### PROBLEM TO SOLVE
Show every line below where "营养失调" can be found.

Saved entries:
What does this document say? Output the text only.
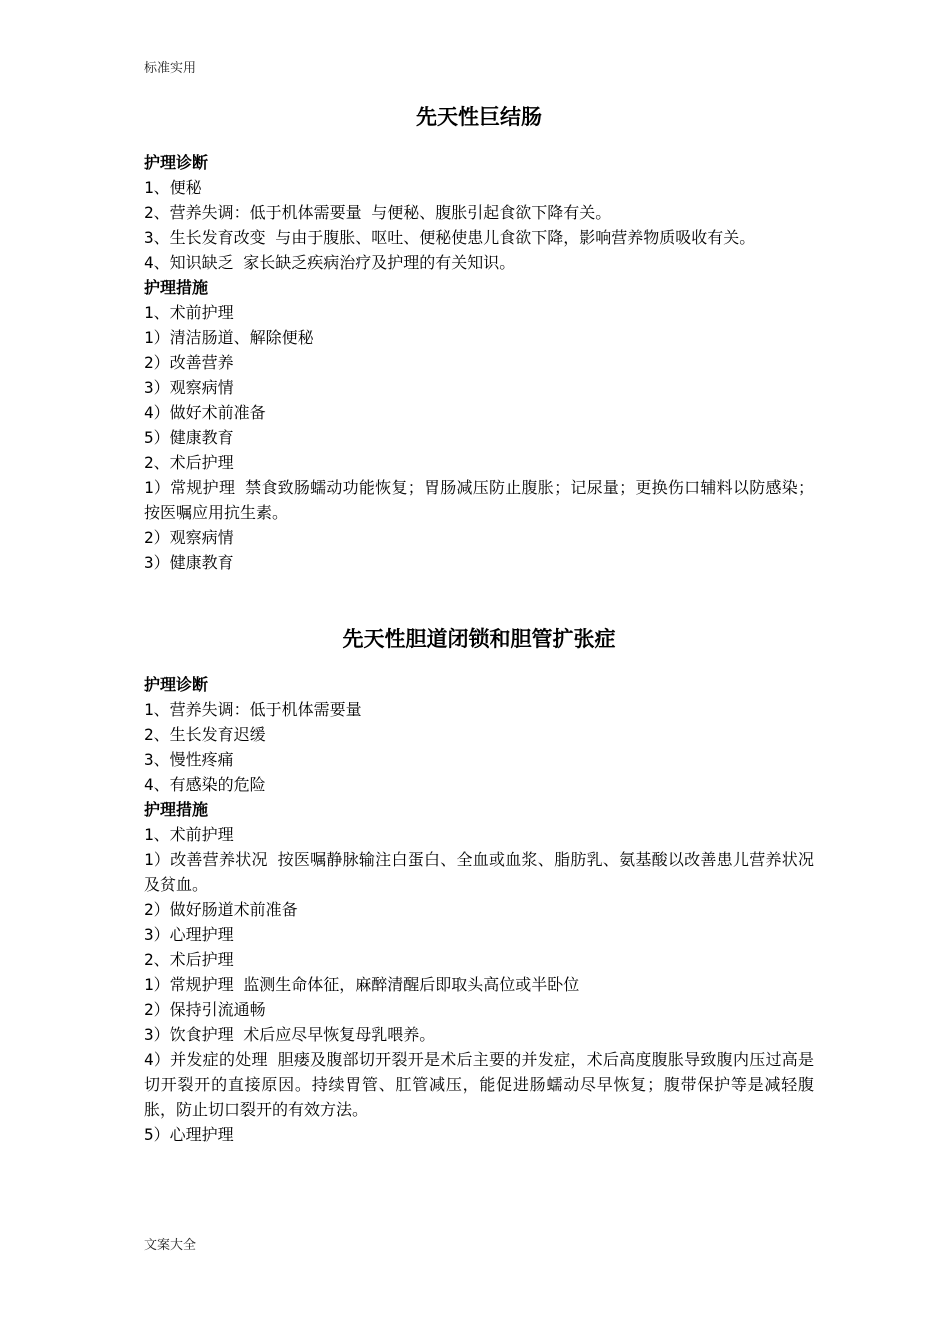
标准实用

先天性巨结肠
护理诊断

1、便秘

2、营养失调：低于机体需要量 与便秘、腹胀引起食欲下降有关。

3、生长发育改变 与由于腹胀、呕吐、便秘使患儿食欲下降，影响营养物质吸收有关。

4、知识缺乏 家长缺乏疾病治疗及护理的有关知识。

护理措施

1、术前护理

1）清洁肠道、解除便秘

2）改善营养

3）观察病情

4）做好术前准备

5）健康教育

2、术后护理

1）常规护理 禁食致肠蠕动功能恢复；胃肠减压防止腹胀；记尿量；更换伤口辅料以防感染；按医嘱应用抗生素。

2）观察病情

3）健康教育

先天性胆道闭锁和胆管扩张症
护理诊断

1、营养失调：低于机体需要量

2、生长发育迟缓

3、慢性疼痛

4、有感染的危险

护理措施

1、术前护理

1）改善营养状况 按医嘱静脉输注白蛋白、全血或血浆、脂肪乳、氨基酸以改善患儿营养状况及贫血。

2）做好肠道术前准备

3）心理护理

2、术后护理

1）常规护理 监测生命体征，麻醉清醒后即取头高位或半卧位

2）保持引流通畅

3）饮食护理 术后应尽早恢复母乳喂养。

4）并发症的处理 胆瘘及腹部切开裂开是术后主要的并发症，术后高度腹胀导致腹内压过高是切开裂开的直接原因。持续胃管、肛管减压，能促进肠蠕动尽早恢复；腹带保护等是减轻腹胀，防止切口裂开的有效方法。

5）心理护理

文案大全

### SOLUTION TO THIS EXERCISE
2、营养失调：低于机体需要量 与便秘、腹胀引起食欲下降有关。
1、营养失调：低于机体需要量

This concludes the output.